* YOUR GOAL
Using the listing below, copy every line that mentions "value".

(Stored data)
################
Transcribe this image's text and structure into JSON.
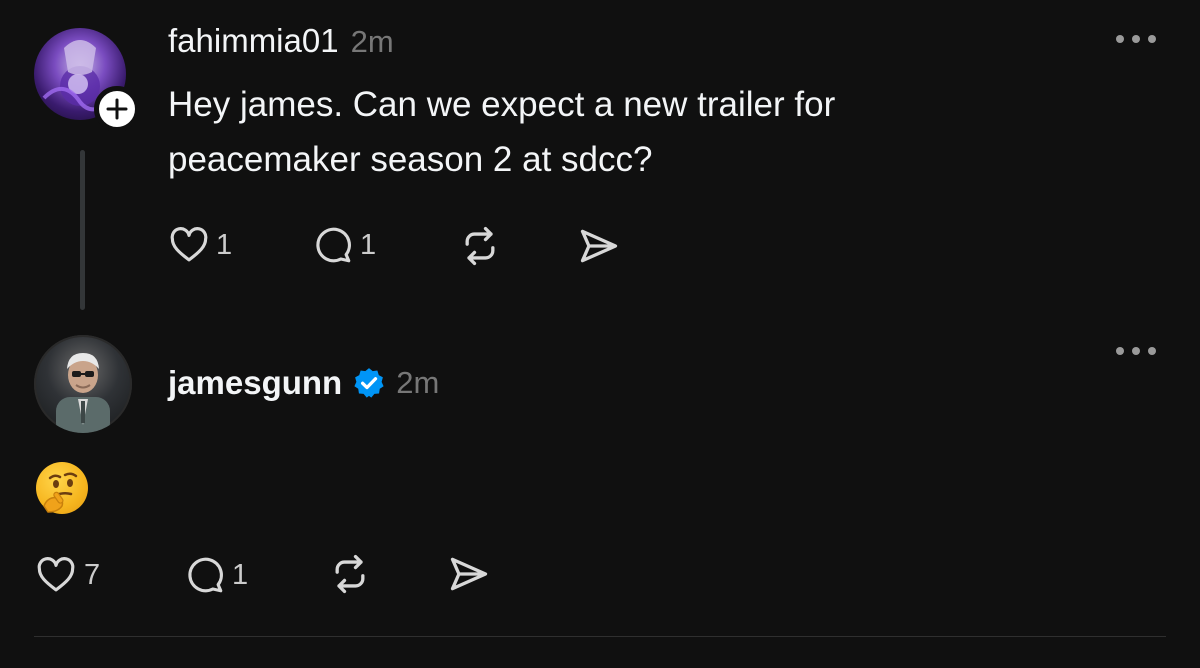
{
  "posts": [
    {
      "username": "fahimmia01",
      "time": "2m",
      "text_line1": "Hey james. Can we expect a new trailer for",
      "text_line2": "peacemaker season 2 at sdcc?",
      "likes": "1",
      "replies": "1"
    },
    {
      "username": "jamesgunn",
      "time": "2m",
      "verified": true,
      "emoji": "thinking-face",
      "likes": "7",
      "replies": "1"
    }
  ],
  "icons": {
    "like": "heart-icon",
    "reply": "speech-bubble-icon",
    "repost": "repost-icon",
    "share": "send-icon",
    "more": "more-dots-icon",
    "follow": "plus-icon",
    "verified": "verified-badge-icon"
  },
  "colors": {
    "background": "#101010",
    "text": "#f3f5f7",
    "muted": "#777777",
    "verified": "#0095f6"
  }
}
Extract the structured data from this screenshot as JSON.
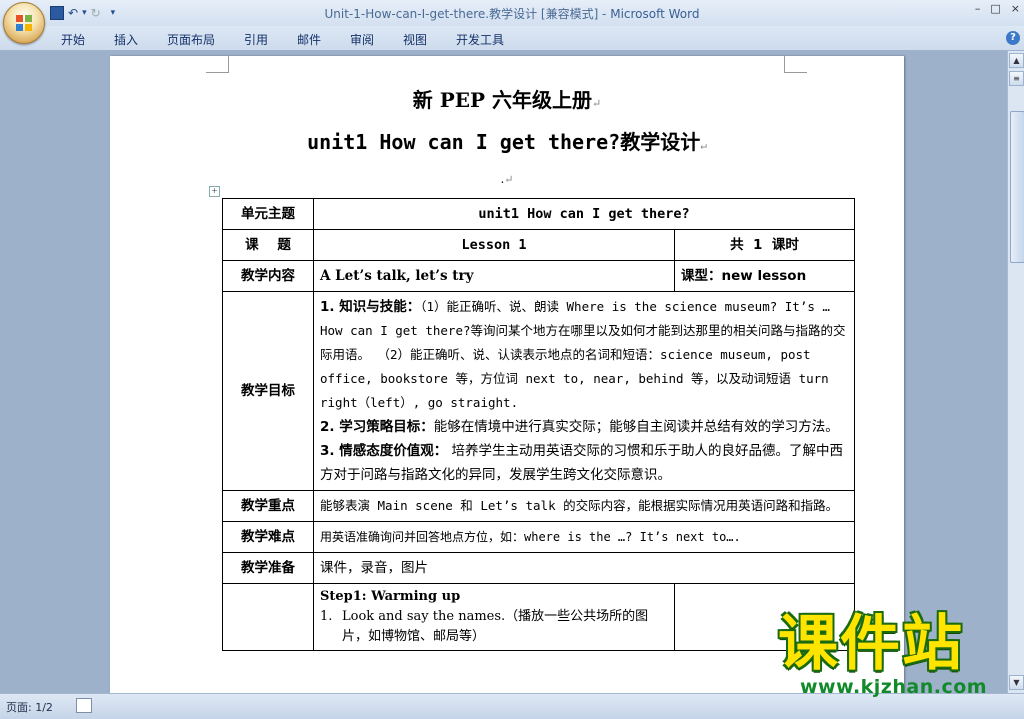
{
  "window": {
    "title": "Unit-1-How-can-I-get-there.教学设计 [兼容模式] - ",
    "app_name": "Microsoft Word",
    "controls": [
      "–",
      "□",
      "×"
    ]
  },
  "qat": {
    "save_icon": "save-icon",
    "undo_symbol": "↶",
    "undo_arrow": "▾",
    "redo_symbol": "↻",
    "customize": "▾"
  },
  "ribbon": {
    "tabs": [
      "开始",
      "插入",
      "页面布局",
      "引用",
      "邮件",
      "审阅",
      "视图",
      "开发工具"
    ],
    "help": "?"
  },
  "doc": {
    "title1": "新 PEP 六年级上册",
    "title2": "unit1 How can I get there?教学设计",
    "para_mark": "↵",
    "dot": "."
  },
  "table": {
    "row1": {
      "label": "单元主题",
      "value": "unit1 How can I get there?"
    },
    "row2": {
      "label": "课    题",
      "value": "Lesson 1",
      "hours": "共  1  课时"
    },
    "row3": {
      "label": "教学内容",
      "value": "A Let’s talk, let’s try",
      "type": "课型：new lesson"
    },
    "row4": {
      "label": "教学目标",
      "goal1_head": "1. 知识与技能：",
      "goal1_text": "（1）能正确听、说、朗读 Where is the science museum? It’s …How can I get there?等询问某个地方在哪里以及如何才能到达那里的相关问路与指路的交际用语。 （2）能正确听、说、认读表示地点的名词和短语：science museum, post office, bookstore 等，方位词 next to, near, behind 等，以及动词短语 turn right（left）, go straight.",
      "goal2_head": "2. 学习策略目标：",
      "goal2_text": "能够在情境中进行真实交际；能够自主阅读并总结有效的学习方法。",
      "goal3_head": "3. 情感态度价值观：",
      "goal3_text": " 培养学生主动用英语交际的习惯和乐于助人的良好品德。了解中西方对于问路与指路文化的异同，发展学生跨文化交际意识。"
    },
    "row5": {
      "label": "教学重点",
      "value": "能够表演 Main scene 和 Let’s talk 的交际内容，能根据实际情况用英语问路和指路。"
    },
    "row6": {
      "label": "教学难点",
      "value": "用英语准确询问并回答地点方位，如：where is the …? It’s next to…."
    },
    "row7": {
      "label": "教学准备",
      "value": "课件，录音，图片"
    },
    "row8": {
      "step_title": "Step1: Warming up",
      "step_item_num": "1.",
      "step_item": "Look and say the names.（播放一些公共场所的图片，如博物馆、邮局等）"
    }
  },
  "status": {
    "page": "页面: 1/2"
  },
  "watermark": {
    "brand": "课件站",
    "url": "www.kjzhan.com"
  }
}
################
* WRITTEN SOLUTION
      "value": "unit1 How can I get there?"
      "value": "Lesson 1",
      "value": "A Let’s talk, let’s try",
      "value": "能够表演 Main scene 和 Let’s talk 的交际内容，能根据实际情况用英语问路和指路。"
      "value": "用英语准确询问并回答地点方位，如：where is the …? It’s next to…."
      "value": "课件，录音，图片"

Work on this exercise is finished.